Directions:
Beneath this task is a listing. State how many of its lines include the string "JSON", giving nothing but the number.

(Figure collection entries)
....
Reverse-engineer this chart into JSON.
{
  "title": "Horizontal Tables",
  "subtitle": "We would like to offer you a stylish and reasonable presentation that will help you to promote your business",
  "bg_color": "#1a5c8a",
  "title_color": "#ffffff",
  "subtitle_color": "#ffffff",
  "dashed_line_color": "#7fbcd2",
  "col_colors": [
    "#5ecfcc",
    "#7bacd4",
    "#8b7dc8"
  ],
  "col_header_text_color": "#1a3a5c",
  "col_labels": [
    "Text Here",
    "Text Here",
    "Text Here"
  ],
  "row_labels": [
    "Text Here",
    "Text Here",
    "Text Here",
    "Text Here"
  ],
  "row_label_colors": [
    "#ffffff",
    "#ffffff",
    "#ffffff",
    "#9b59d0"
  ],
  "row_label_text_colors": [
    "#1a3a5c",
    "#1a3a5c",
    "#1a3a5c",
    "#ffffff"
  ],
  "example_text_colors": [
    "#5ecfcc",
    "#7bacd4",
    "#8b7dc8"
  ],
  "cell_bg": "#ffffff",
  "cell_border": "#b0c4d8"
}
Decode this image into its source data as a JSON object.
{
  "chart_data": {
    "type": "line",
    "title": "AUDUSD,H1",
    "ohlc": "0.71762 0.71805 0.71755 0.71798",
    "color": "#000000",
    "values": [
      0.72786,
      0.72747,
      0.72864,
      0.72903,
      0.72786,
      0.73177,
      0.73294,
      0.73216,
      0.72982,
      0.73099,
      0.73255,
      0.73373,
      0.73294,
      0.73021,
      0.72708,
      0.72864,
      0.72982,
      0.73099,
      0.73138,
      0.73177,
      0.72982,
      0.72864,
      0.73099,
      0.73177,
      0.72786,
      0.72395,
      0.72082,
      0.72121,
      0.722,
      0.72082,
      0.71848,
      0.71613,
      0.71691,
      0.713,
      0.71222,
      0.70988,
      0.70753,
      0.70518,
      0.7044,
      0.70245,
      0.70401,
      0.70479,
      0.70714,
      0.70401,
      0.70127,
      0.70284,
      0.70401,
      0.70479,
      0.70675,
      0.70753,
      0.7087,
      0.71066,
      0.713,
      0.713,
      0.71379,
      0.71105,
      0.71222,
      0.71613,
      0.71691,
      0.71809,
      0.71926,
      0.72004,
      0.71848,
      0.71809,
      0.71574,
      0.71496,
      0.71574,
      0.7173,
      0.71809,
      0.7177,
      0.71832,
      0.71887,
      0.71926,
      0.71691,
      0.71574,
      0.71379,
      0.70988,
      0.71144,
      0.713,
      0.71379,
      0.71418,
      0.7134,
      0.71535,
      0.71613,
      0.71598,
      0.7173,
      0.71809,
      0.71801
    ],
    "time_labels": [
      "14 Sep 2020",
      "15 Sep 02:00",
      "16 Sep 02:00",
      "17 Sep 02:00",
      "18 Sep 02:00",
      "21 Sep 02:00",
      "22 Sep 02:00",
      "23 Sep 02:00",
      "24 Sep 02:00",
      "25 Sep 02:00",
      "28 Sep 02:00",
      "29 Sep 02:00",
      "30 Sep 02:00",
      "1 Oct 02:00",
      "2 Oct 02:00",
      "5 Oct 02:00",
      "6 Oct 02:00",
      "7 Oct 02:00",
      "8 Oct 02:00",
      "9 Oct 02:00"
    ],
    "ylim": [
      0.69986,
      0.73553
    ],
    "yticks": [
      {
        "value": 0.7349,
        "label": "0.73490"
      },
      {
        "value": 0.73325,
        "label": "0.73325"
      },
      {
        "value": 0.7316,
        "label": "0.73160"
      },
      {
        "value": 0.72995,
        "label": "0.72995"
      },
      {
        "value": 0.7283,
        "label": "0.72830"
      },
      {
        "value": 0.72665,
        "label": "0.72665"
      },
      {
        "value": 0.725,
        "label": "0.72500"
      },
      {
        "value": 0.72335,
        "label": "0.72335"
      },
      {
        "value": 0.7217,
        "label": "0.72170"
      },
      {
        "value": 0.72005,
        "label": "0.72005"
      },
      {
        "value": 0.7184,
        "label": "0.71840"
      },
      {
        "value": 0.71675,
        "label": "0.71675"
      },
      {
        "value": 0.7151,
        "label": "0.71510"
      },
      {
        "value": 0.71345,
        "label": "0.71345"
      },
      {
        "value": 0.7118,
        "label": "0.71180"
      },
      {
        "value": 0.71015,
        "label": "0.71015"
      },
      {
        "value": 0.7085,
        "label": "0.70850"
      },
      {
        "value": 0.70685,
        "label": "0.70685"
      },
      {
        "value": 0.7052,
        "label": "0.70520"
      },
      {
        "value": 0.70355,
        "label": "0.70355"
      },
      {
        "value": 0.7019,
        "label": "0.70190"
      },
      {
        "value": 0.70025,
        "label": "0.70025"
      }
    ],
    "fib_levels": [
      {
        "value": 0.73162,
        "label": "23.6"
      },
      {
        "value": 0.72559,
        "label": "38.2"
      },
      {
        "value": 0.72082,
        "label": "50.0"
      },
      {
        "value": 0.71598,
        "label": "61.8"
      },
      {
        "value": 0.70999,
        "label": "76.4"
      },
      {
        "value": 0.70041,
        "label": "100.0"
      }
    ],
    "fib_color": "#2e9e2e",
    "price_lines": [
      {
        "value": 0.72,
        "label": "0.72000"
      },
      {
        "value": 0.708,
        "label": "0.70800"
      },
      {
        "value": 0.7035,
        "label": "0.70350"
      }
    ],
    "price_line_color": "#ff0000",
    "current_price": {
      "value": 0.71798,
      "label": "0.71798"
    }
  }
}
....
In response:
2